→ DATASET
------------------------------------

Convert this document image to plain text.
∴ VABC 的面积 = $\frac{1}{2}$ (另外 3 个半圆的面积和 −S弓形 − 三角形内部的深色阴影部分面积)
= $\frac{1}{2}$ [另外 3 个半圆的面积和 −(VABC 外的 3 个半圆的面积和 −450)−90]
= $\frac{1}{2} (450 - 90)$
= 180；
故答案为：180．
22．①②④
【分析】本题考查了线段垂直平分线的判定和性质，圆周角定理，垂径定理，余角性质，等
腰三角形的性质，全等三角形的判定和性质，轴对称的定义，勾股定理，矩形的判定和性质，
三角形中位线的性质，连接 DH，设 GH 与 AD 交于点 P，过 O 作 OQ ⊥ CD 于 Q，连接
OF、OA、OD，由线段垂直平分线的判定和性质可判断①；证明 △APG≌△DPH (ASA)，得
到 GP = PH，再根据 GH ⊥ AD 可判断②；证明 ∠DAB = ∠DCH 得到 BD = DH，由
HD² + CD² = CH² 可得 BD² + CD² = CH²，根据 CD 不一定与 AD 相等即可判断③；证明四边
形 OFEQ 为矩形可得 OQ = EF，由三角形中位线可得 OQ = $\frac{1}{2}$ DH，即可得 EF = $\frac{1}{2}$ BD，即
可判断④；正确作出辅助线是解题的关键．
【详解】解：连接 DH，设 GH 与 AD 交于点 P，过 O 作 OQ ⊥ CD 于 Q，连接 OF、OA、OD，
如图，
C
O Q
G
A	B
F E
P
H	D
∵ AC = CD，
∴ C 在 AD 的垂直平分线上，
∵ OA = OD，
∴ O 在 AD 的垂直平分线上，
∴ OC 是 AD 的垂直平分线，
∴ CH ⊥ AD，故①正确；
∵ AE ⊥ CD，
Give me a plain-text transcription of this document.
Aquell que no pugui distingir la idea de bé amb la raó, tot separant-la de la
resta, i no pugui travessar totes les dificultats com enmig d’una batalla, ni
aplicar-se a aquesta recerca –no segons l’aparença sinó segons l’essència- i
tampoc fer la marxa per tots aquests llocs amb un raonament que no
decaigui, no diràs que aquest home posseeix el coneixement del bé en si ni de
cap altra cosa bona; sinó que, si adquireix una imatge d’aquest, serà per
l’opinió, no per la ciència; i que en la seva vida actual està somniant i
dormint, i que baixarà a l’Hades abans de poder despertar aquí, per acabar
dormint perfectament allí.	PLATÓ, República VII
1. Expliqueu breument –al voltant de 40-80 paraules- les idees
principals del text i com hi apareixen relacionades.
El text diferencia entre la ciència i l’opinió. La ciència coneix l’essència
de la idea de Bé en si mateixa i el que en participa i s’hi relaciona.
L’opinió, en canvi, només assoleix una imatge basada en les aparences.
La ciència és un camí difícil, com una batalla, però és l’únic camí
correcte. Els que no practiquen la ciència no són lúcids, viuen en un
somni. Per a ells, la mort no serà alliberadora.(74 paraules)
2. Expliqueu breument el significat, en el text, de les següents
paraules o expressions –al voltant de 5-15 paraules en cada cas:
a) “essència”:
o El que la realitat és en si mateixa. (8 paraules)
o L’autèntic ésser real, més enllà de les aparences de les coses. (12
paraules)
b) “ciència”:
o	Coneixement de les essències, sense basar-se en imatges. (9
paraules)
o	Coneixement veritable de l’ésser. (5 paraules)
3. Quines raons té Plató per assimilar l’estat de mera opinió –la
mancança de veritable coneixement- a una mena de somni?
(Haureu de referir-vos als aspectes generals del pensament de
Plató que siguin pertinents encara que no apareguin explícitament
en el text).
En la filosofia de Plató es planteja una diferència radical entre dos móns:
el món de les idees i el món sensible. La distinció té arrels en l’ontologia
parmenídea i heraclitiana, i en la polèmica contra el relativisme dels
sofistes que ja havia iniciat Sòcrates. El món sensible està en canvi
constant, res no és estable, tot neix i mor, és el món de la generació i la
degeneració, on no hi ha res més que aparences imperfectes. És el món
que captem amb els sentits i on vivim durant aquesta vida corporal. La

------------------------------------

Go through the material above line by line and copy it exactly.

Convert this document image to plain text.
∴ VABC 的面积 = $\frac{1}{2}$ (另外 3 个半圆的面积和 −S弓形 − 三角形内部的深色阴影部分面积)
= $\frac{1}{2}$ [另外 3 个半圆的面积和 −(VABC 外的 3 个半圆的面积和 −450)−90]
= $\frac{1}{2} (450 - 90)$
= 180；
故答案为：180．
22．①②④
【分析】本题考查了线段垂直平分线的判定和性质，圆周角定理，垂径定理，余角性质，等
腰三角形的性质，全等三角形的判定和性质，轴对称的定义，勾股定理，矩形的判定和性质，
三角形中位线的性质，连接 DH，设 GH 与 AD 交于点 P，过 O 作 OQ ⊥ CD 于 Q，连接
OF、OA、OD，由线段垂直平分线的判定和性质可判断①；证明 △APG≌△DPH (ASA)，得
到 GP = PH，再根据 GH ⊥ AD 可判断②；证明 ∠DAB = ∠DCH 得到 BD = DH，由
HD² + CD² = CH² 可得 BD² + CD² = CH²，根据 CD 不一定与 AD 相等即可判断③；证明四边
形 OFEQ 为矩形可得 OQ = EF，由三角形中位线可得 OQ = $\frac{1}{2}$ DH，即可得 EF = $\frac{1}{2}$ BD，即
可判断④；正确作出辅助线是解题的关键．
【详解】解：连接 DH，设 GH 与 AD 交于点 P，过 O 作 OQ ⊥ CD 于 Q，连接 OF、OA、OD，
如图，
C
O Q
G
A	B
F E
P
H	D
∵ AC = CD，
∴ C 在 AD 的垂直平分线上，
∵ OA = OD，
∴ O 在 AD 的垂直平分线上，
∴ OC 是 AD 的垂直平分线，
∴ CH ⊥ AD，故①正确；
∵ AE ⊥ CD，
Give me a plain-text transcription of this document.
Aquell que no pugui distingir la idea de bé amb la raó, tot separant-la de la
resta, i no pugui travessar totes les dificultats com enmig d’una batalla, ni
aplicar-se a aquesta recerca –no segons l’aparença sinó segons l’essència- i
tampoc fer la marxa per tots aquests llocs amb un raonament que no
decaigui, no diràs que aquest home posseeix el coneixement del bé en si ni de
cap altra cosa bona; sinó que, si adquireix una imatge d’aquest, serà per
l’opinió, no per la ciència; i que en la seva vida actual està somniant i
dormint, i que baixarà a l’Hades abans de poder despertar aquí, per acabar
dormint perfectament allí.	PLATÓ, República VII
1. Expliqueu breument –al voltant de 40-80 paraules- les idees
principals del text i com hi apareixen relacionades.
El text diferencia entre la ciència i l’opinió. La ciència coneix l’essència
de la idea de Bé en si mateixa i el que en participa i s’hi relaciona.
L’opinió, en canvi, només assoleix una imatge basada en les aparences.
La ciència és un camí difícil, com una batalla, però és l’únic camí
correcte. Els que no practiquen la ciència no són lúcids, viuen en un
somni. Per a ells, la mort no serà alliberadora.(74 paraules)
2. Expliqueu breument el significat, en el text, de les següents
paraules o expressions –al voltant de 5-15 paraules en cada cas:
a) “essència”:
o El que la realitat és en si mateixa. (8 paraules)
o L’autèntic ésser real, més enllà de les aparences de les coses. (12
paraules)
b) “ciència”:
o	Coneixement de les essències, sense basar-se en imatges. (9
paraules)
o	Coneixement veritable de l’ésser. (5 paraules)
3. Quines raons té Plató per assimilar l’estat de mera opinió –la
mancança de veritable coneixement- a una mena de somni?
(Haureu de referir-vos als aspectes generals del pensament de
Plató que siguin pertinents encara que no apareguin explícitament
en el text).
En la filosofia de Plató es planteja una diferència radical entre dos móns:
el món de les idees i el món sensible. La distinció té arrels en l’ontologia
parmenídea i heraclitiana, i en la polèmica contra el relativisme dels
sofistes que ja havia iniciat Sòcrates. El món sensible està en canvi
constant, res no és estable, tot neix i mor, és el món de la generació i la
degeneració, on no hi ha res més que aparences imperfectes. És el món
que captem amb els sentits i on vivim durant aquesta vida corporal. La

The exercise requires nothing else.